§ Stated problem 1
According to the text about the Cluses clocks, in what year was the École d'Horlogerie de Cluses founded?
§ Stated problem 2
Carry on the text about the Cluses clocks, starting right after its final sentence.

§ Text to read

This rare type of clock is a motor rewound 1 second pendulum clock, a mechanical clock rewound by an electric motor of the "OK" type found in O’Keenan clocks. These seem to have been made over a long period in smaller numbers as known clocks are dated between 1924 and 1944. A clock "rewound by a magneto" is described in the Cluses exhibit at the Universal Exhibition of 1900 in the Journal Suisse d’Horologie of 12 June 1900 but its type is unclear. These motor rewound clocks do not carry student’s name plaques, some have a name on the dial, others nothing.
Early clocks have a mahogany case, curved front glass, skeleton dial and a pendulum bob with a points at each side and a horsehoe magnet curved over the bob and extending down each side of the coil.
A number of other clocks with various complications are known and can be seen in the le Musée de l’Horlogerie et du Décolletage de Cluses including those made by Charles Poncet himself.
The École d'Horlogerie de Cluses was founded in 1848 to stimulate industry in the Haute Savoie region. Initially the course seems to have concentrated on watch and clock making and, unusually for its time, admitted female as well as male students.
The key figure from the viewpoint of electric clocks was (Jean) Charles Poncet, son of a watchmaker born in 1868. He trained at the school from 1883 to 1886 and was appointed a teacher in 1892 and subsequently director of the school from 1905 until 1934.

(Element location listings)
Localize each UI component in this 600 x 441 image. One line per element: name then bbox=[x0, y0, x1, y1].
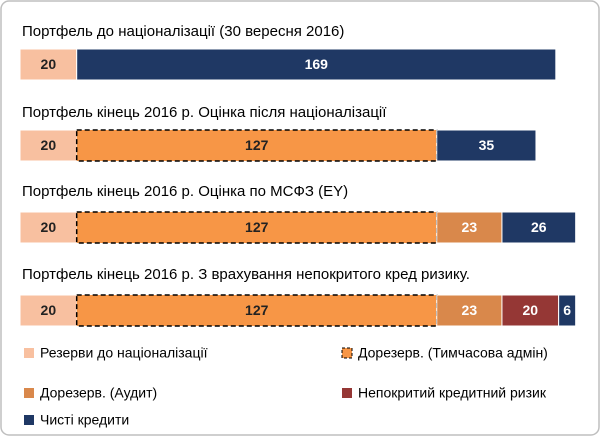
data-label: 20 bbox=[41, 302, 57, 318]
row-title: Портфель кінець 2016 р. Оцінка після нац… bbox=[22, 104, 387, 121]
bar-segment bbox=[76, 48, 557, 81]
data-label: 127 bbox=[245, 219, 269, 235]
row-title: Портфель до націоналізації (30 вересня 2… bbox=[22, 23, 344, 40]
legend-label: Дорезерв. (Тимчасова адмін) bbox=[358, 345, 548, 361]
legend-marker bbox=[24, 415, 34, 425]
data-label: 127 bbox=[245, 302, 269, 318]
data-label: 20 bbox=[41, 56, 57, 72]
bar-segment bbox=[75, 211, 438, 244]
legend-marker bbox=[24, 348, 34, 358]
bar-segment bbox=[75, 129, 438, 162]
data-label: 127 bbox=[245, 137, 269, 153]
row-title: Портфель кінець 2016 р. З врахування неп… bbox=[22, 266, 470, 283]
bar-segment bbox=[501, 294, 560, 327]
bar-segment bbox=[19, 294, 78, 327]
bar-segment bbox=[19, 129, 78, 162]
legend-label: Резерви до націоналізації bbox=[40, 345, 208, 361]
data-label: 20 bbox=[523, 302, 539, 318]
data-label: 6 bbox=[563, 302, 571, 318]
legend-marker bbox=[341, 347, 353, 359]
data-label: 169 bbox=[305, 56, 329, 72]
bar-segment bbox=[501, 211, 577, 244]
bar-segment bbox=[19, 211, 78, 244]
legend-marker bbox=[342, 388, 352, 398]
data-label: 23 bbox=[462, 219, 478, 235]
row-title: Портфель кінець 2016 р. Оцінка по МСФЗ (… bbox=[22, 183, 348, 200]
bar-segment bbox=[75, 294, 438, 327]
data-label: 20 bbox=[41, 219, 57, 235]
data-label: 20 bbox=[41, 137, 57, 153]
bar-segment bbox=[436, 211, 503, 244]
data-label: 26 bbox=[531, 219, 547, 235]
legend-label: Чисті кредити bbox=[40, 412, 129, 428]
legend-marker bbox=[24, 388, 34, 398]
legend-label: Дорезерв. (Аудит) bbox=[40, 385, 157, 401]
legend-label: Непокритий кредитний ризик bbox=[358, 385, 547, 401]
bar-segment bbox=[436, 129, 537, 162]
data-label: 23 bbox=[462, 302, 478, 318]
bar-segment bbox=[558, 294, 577, 327]
bar-segment bbox=[19, 48, 78, 81]
data-label: 35 bbox=[479, 137, 495, 153]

§ Expected answer 1
1848

§ Expected answer 2
He was responsible for a very futuristic curriculum. At a time when most traditional clockmakers expressed no interest in electric clocks, the students at the Cluses school studied all aspects of electrical clocks in their 2nd and 3rd years, and also learnt about electric lights, telegraphy, telephones and other electrical devices. By 1900 there were 140 students in total including students from many European countries and even North and South America, taking a course lasting 3 years. Cluses and the surrounding area became a major clockmaking centre with over 40 clock and component manufacturers, particularly expert in making screws and lathe cutting.
Charles Poncet designed the "Pendule à galette" a clock named after its wafer thin coil. The coil impulses a half second pendulum with a magnet passing the coil closely on each side. It is unclear whether all students made a "Pendule à galette" during their course.
The school of clockmaking closed and became a school, the Lycée Technique d'État Charles Poncet, in 1960 and eventually closed in 1989.